GOAL
Look through the data below and work out how many lines contain the string "hectares". Give the number alone.

***

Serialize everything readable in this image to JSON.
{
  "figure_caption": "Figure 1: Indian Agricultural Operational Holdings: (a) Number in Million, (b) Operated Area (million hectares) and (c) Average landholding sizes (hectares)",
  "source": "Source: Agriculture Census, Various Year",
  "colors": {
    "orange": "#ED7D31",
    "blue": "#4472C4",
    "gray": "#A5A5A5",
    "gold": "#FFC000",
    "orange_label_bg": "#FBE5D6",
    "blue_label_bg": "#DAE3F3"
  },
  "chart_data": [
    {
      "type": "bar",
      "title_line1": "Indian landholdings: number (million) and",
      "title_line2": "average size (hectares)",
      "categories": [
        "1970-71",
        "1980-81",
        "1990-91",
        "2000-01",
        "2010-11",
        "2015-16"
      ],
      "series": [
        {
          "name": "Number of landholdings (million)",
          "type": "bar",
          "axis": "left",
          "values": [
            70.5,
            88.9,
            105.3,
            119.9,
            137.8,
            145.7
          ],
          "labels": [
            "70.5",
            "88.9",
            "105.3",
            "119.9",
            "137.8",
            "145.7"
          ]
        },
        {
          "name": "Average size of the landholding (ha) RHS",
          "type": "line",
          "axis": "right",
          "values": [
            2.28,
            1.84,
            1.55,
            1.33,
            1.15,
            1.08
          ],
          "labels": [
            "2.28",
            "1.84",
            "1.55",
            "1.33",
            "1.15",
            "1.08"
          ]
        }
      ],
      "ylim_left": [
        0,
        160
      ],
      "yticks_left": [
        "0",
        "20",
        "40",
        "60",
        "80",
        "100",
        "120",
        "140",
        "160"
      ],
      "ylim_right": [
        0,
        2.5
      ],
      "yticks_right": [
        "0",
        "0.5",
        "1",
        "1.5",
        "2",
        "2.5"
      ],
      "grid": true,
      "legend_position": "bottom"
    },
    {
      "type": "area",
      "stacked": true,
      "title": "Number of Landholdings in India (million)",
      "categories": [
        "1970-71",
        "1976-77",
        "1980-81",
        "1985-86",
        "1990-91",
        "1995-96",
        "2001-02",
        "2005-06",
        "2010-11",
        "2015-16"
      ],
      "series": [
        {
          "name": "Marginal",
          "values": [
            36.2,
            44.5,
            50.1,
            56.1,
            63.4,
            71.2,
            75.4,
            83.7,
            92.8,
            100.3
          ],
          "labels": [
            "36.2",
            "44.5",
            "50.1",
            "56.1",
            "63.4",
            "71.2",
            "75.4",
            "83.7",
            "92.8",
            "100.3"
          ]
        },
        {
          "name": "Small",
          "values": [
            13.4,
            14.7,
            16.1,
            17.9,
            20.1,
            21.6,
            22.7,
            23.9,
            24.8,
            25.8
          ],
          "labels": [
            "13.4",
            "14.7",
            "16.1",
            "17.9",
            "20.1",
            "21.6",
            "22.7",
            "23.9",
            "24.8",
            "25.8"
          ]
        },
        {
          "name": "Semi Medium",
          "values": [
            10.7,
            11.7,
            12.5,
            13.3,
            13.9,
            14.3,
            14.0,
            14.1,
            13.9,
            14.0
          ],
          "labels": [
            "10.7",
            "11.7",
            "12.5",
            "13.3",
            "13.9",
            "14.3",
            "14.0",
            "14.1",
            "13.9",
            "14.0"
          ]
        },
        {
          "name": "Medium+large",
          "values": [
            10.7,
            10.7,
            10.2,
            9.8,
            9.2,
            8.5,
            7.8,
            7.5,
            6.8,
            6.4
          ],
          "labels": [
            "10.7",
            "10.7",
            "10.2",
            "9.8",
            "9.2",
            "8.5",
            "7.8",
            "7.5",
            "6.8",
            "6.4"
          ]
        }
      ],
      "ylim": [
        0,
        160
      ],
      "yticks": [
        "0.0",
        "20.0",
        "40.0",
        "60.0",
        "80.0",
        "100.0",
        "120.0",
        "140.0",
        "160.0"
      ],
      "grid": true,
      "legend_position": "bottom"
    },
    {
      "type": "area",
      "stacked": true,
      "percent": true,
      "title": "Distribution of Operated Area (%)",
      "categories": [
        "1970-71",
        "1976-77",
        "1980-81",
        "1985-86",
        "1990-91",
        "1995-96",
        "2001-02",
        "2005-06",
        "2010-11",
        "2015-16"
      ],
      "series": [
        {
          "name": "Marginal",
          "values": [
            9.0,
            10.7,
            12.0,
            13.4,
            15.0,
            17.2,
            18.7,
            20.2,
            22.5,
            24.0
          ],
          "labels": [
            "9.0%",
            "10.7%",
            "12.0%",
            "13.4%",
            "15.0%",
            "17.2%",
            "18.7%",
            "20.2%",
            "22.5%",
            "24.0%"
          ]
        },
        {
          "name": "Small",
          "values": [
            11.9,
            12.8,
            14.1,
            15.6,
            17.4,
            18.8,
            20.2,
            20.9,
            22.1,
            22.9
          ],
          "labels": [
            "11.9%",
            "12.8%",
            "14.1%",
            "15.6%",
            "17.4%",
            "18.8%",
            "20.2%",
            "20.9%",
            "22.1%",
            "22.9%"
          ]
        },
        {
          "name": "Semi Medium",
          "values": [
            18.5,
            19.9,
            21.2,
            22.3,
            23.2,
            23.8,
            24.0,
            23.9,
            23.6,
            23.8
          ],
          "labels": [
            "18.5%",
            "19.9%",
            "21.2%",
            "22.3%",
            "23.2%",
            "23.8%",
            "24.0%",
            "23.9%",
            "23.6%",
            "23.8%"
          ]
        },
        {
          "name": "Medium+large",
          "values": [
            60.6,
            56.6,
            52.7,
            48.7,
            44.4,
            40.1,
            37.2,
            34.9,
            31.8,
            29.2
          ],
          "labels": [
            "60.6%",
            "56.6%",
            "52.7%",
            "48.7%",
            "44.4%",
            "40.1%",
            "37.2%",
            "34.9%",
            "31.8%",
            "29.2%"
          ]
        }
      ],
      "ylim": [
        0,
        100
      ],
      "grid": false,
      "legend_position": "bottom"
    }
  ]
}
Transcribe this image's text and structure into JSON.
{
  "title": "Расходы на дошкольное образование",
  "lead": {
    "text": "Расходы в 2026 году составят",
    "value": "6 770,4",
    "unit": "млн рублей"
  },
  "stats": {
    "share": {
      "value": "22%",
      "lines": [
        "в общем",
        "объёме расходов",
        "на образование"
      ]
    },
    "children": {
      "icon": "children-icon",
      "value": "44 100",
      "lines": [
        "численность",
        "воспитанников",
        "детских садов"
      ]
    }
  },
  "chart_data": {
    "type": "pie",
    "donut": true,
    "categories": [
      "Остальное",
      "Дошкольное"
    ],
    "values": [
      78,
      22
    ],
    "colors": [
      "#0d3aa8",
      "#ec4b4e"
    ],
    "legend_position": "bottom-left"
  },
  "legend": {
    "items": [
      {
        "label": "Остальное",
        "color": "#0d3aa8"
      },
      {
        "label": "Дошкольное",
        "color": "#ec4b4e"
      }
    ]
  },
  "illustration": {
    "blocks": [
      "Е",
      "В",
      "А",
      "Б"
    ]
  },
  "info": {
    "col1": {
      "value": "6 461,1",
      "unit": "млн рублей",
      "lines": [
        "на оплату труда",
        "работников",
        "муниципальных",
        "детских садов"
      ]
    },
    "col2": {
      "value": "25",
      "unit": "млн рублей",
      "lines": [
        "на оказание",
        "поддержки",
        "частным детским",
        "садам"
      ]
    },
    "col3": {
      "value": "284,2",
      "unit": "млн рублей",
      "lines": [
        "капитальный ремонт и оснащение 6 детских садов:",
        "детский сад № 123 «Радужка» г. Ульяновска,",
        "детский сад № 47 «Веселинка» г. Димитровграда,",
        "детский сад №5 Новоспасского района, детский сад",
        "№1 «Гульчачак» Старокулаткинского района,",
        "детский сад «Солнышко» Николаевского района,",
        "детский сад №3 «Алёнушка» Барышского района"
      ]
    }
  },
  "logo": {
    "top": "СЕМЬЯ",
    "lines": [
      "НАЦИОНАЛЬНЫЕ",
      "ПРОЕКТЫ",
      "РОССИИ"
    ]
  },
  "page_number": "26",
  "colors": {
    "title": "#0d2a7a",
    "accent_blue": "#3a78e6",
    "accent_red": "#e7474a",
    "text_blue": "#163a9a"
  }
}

***

OUTPUT FOR THIS TASK
2